__Exercise__. Across the listing below, how many lines hold "Hefeweizen"? Reply with the number by itself.

__Data supplied__.
____________________

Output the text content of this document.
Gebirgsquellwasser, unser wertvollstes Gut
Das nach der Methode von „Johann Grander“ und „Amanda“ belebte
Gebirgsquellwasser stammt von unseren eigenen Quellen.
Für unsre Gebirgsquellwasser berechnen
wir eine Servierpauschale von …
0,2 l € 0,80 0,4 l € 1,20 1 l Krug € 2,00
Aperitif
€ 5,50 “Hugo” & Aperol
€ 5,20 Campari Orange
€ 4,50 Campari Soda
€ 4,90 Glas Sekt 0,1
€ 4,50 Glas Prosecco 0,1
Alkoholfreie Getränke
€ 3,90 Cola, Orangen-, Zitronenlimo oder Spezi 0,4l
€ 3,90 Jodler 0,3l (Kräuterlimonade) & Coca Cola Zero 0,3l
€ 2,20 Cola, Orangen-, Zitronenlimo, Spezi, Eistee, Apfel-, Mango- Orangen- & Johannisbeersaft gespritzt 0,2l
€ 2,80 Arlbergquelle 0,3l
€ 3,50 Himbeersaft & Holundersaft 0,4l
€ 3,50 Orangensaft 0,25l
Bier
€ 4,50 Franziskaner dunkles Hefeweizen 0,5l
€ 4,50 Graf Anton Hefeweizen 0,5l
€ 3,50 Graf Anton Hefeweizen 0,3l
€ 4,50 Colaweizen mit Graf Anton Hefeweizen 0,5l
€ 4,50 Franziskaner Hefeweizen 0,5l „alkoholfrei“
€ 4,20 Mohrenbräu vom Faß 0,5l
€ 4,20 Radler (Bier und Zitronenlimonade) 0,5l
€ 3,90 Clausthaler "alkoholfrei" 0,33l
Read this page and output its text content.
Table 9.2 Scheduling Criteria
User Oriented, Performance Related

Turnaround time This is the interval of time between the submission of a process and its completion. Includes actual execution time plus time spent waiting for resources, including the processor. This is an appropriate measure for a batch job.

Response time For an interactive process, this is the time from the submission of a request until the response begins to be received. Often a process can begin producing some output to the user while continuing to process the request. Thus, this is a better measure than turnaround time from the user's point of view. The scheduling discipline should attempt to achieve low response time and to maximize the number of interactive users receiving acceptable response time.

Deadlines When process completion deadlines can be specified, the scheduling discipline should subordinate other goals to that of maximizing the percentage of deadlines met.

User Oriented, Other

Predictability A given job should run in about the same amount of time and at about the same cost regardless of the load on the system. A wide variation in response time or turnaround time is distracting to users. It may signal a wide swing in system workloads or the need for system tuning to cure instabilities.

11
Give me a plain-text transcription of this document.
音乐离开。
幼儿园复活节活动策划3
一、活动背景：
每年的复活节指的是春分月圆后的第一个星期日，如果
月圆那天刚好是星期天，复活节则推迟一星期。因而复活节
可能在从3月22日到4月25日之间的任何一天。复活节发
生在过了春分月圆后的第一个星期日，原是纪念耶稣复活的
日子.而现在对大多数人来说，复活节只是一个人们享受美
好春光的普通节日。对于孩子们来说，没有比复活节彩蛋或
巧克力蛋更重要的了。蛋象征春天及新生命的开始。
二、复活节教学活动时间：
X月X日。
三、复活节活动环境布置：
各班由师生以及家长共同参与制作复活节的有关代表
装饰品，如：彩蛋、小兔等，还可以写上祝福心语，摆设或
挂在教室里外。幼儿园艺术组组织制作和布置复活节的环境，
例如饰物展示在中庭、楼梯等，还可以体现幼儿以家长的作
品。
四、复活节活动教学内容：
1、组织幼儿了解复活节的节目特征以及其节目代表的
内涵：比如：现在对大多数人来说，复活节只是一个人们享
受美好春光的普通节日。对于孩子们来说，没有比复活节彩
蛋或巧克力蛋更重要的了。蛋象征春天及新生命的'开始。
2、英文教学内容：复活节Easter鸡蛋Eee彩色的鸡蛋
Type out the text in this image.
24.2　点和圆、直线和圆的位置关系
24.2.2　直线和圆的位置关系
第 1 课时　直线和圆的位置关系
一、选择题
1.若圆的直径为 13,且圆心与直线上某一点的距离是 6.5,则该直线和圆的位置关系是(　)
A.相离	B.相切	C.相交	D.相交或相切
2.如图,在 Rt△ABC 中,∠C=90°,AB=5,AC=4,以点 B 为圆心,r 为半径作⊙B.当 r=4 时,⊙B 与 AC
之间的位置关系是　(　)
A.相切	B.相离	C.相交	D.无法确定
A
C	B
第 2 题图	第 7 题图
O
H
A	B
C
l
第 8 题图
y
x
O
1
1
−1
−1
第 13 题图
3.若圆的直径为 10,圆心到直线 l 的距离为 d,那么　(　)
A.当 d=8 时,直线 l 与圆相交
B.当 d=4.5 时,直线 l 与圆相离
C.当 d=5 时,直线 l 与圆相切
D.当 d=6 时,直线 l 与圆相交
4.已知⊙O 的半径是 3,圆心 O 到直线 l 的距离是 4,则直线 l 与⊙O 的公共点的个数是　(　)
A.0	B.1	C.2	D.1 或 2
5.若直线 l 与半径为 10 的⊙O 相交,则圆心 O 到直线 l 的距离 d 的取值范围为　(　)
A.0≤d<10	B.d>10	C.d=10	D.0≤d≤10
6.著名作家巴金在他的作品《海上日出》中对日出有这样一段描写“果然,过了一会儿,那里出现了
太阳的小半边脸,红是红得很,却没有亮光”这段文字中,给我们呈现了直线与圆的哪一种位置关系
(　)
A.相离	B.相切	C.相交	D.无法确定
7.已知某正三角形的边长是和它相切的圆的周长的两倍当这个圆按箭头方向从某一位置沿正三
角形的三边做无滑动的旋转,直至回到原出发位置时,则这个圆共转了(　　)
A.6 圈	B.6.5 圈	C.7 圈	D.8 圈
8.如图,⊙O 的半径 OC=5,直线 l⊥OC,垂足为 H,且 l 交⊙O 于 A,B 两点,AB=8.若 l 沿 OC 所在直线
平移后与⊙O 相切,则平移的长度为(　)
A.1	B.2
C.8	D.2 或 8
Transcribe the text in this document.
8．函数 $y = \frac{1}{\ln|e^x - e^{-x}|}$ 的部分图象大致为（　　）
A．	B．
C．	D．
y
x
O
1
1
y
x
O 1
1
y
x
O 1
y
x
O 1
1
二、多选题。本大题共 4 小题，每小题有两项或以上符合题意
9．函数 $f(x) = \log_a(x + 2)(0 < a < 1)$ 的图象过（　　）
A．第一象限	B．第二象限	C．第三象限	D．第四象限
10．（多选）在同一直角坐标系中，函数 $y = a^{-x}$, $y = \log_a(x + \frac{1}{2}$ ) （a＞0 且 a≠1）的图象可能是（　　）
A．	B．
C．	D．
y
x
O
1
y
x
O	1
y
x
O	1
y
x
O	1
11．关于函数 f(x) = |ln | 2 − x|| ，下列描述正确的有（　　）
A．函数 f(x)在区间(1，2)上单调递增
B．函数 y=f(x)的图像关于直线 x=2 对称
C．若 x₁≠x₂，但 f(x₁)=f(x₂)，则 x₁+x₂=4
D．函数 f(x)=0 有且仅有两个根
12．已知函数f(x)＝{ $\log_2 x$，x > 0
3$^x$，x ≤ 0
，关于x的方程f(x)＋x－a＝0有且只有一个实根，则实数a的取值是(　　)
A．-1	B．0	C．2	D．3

____________________

__Response__. 5